REQUEST:
Copy every line of the material below word for word, leaving out the pictures.

══════════

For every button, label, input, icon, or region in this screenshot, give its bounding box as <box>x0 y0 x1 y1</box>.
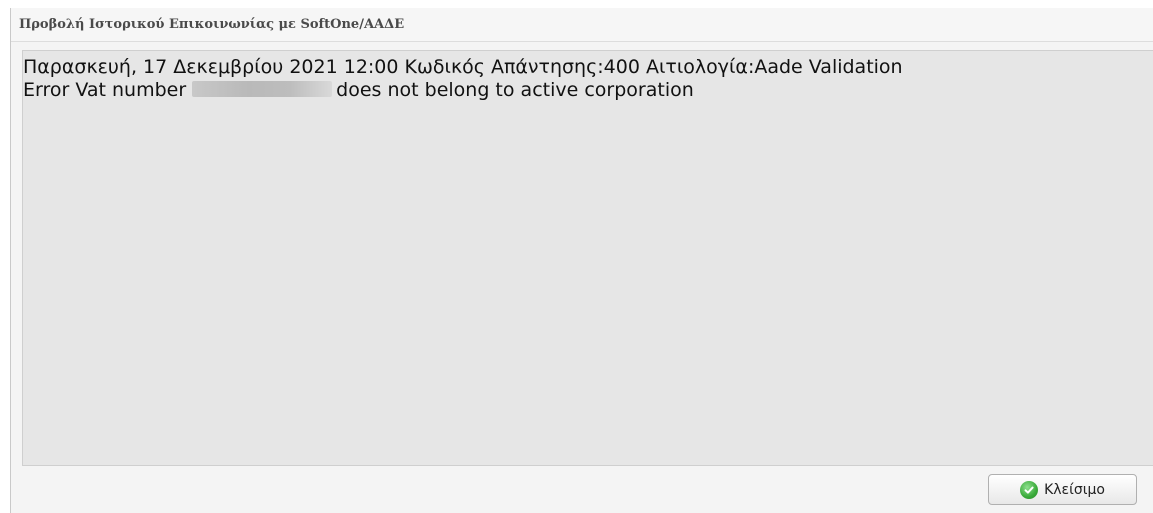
message-line-1: Παρασκευή, 17 Δεκεμβρίου 2021 12:00 Κωδι… <box>23 56 903 78</box>
close-button[interactable]: Κλείσιμο <box>988 474 1137 505</box>
message-line-2-suffix: does not belong to active corporation <box>336 79 694 101</box>
dialog-title: Προβολή Ιστορικού Επικοινωνίας με SoftOn… <box>11 8 1153 42</box>
redacted-vat-number <box>192 81 333 97</box>
message-line-2-prefix: Error Vat number <box>23 79 187 101</box>
communication-history-dialog: Προβολή Ιστορικού Επικοινωνίας με SoftOn… <box>10 8 1153 513</box>
close-button-label: Κλείσιμο <box>1044 481 1105 498</box>
message-line-2: Error Vat number does not belong to activ… <box>23 79 1153 102</box>
check-circle-icon <box>1020 480 1039 499</box>
message-text-area[interactable]: Παρασκευή, 17 Δεκεμβρίου 2021 12:00 Κωδι… <box>22 50 1153 466</box>
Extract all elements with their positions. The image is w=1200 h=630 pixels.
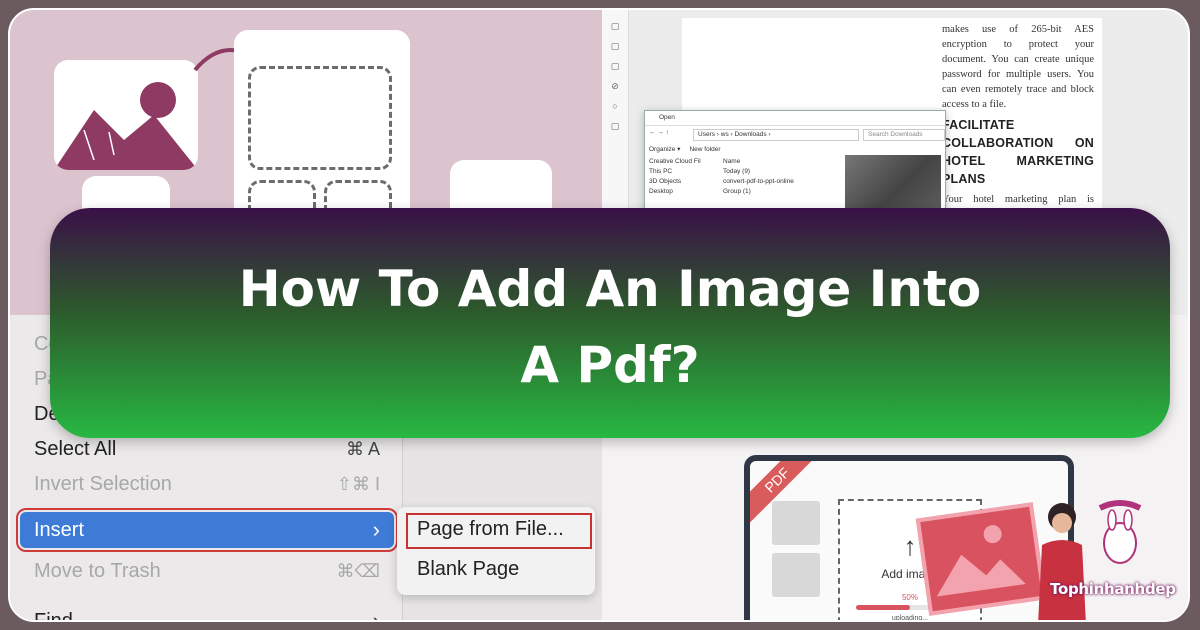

══════════

SOLUTION TO THE EXERCISE:
For every button, label, input, icon, or region in this screenshot, give its bounding box as <box>x0 y0 x1 y1</box>.
message-line-1: Παρασκευή, 17 Δεκεμβρίου 2021 12:00 Κωδι… <box>23 56 903 78</box>
close-button[interactable]: Κλείσιμο <box>988 474 1137 505</box>
message-line-2-suffix: does not belong to active corporation <box>336 79 694 101</box>
dialog-title: Προβολή Ιστορικού Επικοινωνίας με SoftOn… <box>11 8 1153 42</box>
redacted-vat-number <box>192 81 333 97</box>
message-line-2-prefix: Error Vat number <box>23 79 187 101</box>
communication-history-dialog: Προβολή Ιστορικού Επικοινωνίας με SoftOn… <box>10 8 1153 513</box>
close-button-label: Κλείσιμο <box>1044 481 1105 498</box>
message-line-2: Error Vat number does not belong to activ… <box>23 79 1153 102</box>
check-circle-icon <box>1020 480 1039 499</box>
message-text-area[interactable]: Παρασκευή, 17 Δεκεμβρίου 2021 12:00 Κωδι… <box>22 50 1153 466</box>
Extract all elements with their positions. The image is w=1200 h=630 pixels.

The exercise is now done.